Extracted records:
::::::::::

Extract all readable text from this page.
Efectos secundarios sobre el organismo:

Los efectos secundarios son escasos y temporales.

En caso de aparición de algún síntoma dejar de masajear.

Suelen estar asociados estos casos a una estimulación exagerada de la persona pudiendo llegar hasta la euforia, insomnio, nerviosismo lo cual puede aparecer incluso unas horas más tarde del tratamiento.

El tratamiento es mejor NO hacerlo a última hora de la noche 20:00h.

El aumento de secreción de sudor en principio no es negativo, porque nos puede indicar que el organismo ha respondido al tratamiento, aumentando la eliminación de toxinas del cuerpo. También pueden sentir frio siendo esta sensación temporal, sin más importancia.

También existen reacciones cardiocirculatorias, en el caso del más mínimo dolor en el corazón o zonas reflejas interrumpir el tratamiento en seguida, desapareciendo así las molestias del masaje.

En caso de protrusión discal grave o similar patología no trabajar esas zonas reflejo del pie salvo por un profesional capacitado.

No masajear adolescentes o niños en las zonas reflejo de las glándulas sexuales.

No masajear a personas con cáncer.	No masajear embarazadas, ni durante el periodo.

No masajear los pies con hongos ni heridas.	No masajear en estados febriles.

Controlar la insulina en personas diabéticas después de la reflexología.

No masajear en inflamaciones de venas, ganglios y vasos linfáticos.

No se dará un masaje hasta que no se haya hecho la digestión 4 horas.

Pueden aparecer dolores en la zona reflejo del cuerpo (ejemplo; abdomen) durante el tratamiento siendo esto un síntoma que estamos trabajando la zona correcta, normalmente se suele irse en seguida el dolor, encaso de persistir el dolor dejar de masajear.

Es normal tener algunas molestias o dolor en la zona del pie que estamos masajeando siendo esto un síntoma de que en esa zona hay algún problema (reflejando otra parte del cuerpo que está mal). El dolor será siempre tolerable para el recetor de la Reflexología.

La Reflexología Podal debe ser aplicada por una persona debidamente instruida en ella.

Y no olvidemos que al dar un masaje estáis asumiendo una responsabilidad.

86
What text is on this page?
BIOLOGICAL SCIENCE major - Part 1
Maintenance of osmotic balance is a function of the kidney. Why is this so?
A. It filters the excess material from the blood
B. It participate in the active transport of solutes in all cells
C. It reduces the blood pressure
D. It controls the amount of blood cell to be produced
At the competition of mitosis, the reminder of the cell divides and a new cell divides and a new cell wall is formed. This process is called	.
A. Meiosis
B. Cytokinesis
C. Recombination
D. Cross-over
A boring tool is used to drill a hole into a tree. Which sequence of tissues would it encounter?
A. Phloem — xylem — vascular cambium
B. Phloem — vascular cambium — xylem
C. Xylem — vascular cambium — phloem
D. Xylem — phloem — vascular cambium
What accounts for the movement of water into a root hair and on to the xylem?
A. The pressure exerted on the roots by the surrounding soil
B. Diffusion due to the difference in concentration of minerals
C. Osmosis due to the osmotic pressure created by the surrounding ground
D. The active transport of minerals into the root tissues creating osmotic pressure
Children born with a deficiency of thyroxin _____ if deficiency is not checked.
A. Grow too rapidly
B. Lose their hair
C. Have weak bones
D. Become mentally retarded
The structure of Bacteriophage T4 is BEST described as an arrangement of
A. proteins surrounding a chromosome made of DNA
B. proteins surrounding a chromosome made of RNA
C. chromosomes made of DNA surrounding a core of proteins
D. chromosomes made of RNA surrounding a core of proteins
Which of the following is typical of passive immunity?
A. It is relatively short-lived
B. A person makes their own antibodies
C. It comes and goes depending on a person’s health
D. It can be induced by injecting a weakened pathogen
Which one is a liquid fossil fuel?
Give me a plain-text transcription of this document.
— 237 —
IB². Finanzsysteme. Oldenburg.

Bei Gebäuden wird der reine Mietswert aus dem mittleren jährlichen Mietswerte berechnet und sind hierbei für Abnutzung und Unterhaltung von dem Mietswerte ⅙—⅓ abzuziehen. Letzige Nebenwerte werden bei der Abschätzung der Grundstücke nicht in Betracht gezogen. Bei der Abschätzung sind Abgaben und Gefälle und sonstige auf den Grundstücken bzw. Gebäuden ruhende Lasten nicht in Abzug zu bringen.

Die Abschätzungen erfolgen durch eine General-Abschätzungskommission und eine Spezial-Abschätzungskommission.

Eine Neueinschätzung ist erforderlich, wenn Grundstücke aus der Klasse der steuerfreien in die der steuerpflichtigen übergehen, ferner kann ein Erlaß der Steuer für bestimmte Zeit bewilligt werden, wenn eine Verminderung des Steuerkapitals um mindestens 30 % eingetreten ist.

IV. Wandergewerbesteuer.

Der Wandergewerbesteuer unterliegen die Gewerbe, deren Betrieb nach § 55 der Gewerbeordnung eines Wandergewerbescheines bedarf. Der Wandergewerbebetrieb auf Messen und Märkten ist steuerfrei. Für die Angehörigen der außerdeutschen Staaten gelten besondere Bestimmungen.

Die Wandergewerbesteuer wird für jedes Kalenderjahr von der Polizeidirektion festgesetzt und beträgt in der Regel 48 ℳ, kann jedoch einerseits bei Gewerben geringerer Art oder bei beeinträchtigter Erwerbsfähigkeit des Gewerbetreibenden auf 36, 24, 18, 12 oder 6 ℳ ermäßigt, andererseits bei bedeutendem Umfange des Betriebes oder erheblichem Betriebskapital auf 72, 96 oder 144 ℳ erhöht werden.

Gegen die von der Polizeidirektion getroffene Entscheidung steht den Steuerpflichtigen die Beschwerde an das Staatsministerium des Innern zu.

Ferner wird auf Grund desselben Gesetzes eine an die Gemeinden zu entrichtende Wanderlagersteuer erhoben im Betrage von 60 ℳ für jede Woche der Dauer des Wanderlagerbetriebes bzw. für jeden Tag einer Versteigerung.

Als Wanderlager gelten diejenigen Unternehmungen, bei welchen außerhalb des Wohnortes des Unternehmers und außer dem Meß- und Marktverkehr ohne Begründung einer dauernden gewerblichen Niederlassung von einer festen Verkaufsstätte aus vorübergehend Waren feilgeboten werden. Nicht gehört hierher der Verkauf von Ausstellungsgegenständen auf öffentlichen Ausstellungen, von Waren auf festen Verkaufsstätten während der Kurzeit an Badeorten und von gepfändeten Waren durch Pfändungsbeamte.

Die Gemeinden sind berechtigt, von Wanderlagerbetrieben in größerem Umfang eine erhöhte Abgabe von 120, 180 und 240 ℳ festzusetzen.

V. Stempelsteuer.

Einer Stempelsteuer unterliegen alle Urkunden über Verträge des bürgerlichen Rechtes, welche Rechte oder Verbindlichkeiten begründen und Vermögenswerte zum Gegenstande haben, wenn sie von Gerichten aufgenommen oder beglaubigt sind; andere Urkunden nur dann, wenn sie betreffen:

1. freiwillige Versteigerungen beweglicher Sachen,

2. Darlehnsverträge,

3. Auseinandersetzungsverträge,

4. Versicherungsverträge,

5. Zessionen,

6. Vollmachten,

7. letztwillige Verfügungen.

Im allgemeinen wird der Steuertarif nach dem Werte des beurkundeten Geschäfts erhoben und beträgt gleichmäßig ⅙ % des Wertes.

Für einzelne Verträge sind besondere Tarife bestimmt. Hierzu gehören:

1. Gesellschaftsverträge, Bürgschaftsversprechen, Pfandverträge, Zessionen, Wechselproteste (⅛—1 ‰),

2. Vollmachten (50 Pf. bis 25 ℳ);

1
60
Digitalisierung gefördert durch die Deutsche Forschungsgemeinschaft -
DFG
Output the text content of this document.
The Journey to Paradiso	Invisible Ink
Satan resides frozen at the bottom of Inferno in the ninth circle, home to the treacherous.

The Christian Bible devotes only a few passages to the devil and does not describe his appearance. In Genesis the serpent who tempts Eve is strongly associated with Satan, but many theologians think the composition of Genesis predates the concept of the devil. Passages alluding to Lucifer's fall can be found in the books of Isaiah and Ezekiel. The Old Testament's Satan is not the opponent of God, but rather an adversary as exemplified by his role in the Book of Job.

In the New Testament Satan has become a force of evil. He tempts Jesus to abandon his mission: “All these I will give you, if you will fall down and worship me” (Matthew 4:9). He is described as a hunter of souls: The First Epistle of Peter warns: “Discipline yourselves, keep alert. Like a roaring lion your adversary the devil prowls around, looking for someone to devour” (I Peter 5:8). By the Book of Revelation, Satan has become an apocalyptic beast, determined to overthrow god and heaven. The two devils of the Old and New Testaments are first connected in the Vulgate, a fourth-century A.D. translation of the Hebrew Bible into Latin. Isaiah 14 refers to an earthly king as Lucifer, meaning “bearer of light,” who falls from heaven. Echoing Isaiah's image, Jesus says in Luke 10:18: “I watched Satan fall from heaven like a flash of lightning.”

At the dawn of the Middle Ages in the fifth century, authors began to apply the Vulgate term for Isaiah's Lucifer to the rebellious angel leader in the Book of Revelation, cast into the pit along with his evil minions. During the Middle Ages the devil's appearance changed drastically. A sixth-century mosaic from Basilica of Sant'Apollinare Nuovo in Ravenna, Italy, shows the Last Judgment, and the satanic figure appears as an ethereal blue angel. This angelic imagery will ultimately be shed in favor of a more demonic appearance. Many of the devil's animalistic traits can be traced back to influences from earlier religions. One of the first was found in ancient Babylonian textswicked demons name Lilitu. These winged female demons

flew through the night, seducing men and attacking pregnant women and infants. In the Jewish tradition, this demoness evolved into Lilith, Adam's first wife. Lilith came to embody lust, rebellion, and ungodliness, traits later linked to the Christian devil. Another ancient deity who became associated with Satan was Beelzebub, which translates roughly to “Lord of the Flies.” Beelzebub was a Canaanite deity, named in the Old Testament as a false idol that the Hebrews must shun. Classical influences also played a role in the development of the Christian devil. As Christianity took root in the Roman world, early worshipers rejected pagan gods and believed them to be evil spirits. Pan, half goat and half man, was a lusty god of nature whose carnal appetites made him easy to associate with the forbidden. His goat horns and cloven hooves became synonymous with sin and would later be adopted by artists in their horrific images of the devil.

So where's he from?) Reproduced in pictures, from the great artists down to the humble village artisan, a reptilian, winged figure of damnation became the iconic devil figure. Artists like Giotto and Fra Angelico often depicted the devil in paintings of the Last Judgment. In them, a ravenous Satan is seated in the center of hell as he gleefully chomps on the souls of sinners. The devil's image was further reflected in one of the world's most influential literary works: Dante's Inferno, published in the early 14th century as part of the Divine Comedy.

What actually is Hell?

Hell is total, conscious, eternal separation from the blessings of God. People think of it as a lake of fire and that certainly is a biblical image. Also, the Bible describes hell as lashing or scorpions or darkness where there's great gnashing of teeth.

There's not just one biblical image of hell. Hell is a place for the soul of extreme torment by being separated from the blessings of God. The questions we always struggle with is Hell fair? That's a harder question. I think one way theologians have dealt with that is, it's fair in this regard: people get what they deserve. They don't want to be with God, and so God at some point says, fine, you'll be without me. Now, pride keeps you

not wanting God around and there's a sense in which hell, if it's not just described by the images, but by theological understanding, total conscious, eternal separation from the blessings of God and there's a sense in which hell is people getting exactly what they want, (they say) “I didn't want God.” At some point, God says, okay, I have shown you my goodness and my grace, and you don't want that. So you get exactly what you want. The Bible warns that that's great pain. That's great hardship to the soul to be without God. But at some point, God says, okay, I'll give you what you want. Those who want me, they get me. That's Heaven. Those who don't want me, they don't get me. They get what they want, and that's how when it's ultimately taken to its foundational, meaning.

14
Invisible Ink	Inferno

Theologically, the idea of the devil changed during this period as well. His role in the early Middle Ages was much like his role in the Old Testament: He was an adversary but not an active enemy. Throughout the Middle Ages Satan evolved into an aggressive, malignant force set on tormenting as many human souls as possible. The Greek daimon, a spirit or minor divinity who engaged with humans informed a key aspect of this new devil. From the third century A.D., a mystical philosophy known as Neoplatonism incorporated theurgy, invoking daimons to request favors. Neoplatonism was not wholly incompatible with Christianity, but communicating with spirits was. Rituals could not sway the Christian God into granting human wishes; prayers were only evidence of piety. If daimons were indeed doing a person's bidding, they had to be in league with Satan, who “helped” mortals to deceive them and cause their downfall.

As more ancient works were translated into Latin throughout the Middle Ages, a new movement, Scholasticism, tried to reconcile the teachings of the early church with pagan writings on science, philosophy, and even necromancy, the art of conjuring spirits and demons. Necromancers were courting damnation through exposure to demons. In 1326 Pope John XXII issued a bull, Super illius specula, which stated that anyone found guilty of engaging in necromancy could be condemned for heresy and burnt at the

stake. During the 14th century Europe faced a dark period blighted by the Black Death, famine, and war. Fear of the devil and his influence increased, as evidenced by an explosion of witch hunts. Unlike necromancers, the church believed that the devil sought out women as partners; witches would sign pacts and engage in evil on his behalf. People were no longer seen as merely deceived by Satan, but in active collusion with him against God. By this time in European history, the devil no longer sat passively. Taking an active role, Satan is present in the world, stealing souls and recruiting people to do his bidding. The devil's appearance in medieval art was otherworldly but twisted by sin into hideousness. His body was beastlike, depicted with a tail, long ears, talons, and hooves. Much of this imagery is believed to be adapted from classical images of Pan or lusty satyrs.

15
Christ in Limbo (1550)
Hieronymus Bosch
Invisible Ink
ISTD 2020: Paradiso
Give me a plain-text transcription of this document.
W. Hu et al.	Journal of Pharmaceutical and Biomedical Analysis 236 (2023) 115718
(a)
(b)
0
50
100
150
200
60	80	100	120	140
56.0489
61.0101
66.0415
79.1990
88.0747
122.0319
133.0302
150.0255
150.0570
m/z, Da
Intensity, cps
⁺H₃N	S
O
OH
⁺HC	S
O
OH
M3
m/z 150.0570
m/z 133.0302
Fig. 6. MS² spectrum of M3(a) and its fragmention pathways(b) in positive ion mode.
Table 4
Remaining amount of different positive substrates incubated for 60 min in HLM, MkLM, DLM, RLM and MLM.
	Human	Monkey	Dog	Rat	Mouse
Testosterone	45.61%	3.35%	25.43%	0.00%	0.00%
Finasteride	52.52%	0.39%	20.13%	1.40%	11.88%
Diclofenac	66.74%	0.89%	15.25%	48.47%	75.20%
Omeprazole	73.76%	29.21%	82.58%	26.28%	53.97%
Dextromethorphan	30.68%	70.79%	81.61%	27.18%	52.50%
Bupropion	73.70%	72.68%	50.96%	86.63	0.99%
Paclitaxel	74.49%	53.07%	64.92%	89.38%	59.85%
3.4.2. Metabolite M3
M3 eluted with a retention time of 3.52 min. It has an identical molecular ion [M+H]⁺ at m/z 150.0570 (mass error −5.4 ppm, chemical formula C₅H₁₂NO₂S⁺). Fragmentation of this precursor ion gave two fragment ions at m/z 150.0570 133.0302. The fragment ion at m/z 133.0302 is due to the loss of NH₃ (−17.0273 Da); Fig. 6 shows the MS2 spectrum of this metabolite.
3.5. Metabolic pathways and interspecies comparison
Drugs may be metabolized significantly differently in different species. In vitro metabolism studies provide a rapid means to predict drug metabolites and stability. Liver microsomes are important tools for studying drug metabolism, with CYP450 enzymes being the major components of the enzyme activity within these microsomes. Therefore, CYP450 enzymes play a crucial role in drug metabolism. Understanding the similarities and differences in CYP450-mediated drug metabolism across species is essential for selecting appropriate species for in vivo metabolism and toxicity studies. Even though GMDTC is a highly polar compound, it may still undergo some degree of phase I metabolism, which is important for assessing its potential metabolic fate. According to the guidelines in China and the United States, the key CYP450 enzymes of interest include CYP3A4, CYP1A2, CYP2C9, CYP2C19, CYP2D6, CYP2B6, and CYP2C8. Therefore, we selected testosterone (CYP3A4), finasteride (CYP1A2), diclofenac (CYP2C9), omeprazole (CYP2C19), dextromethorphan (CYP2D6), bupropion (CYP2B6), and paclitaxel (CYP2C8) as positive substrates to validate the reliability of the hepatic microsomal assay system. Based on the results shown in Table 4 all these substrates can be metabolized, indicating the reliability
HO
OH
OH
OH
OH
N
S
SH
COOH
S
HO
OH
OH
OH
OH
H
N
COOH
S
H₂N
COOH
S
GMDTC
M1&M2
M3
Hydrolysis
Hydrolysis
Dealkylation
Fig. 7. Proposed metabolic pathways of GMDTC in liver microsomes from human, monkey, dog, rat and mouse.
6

::::::::::

TO DO: Read the records above. Show each line that has the string "dolor".

SOLUTION FOR THIS TASK:
También existen reacciones cardiocirculatorias, en el caso del más mínimo dolor en el corazón o zonas reflejas interrumpir el tratamiento en seguida, desapareciendo así las molestias del masaje.
Pueden aparecer dolores en la zona reflejo del cuerpo (ejemplo; abdomen) durante el tratamiento siendo esto un síntoma que estamos trabajando la zona correcta, normalmente se suele irse en seguida el dolor, encaso de persistir el dolor dejar de masajear.
Es normal tener algunas molestias o dolor en la zona del pie que estamos masajeando siendo esto un síntoma de que en esa zona hay algún problema (reflejando otra parte del cuerpo que está mal). El dolor será siempre tolerable para el recetor de la Reflexología.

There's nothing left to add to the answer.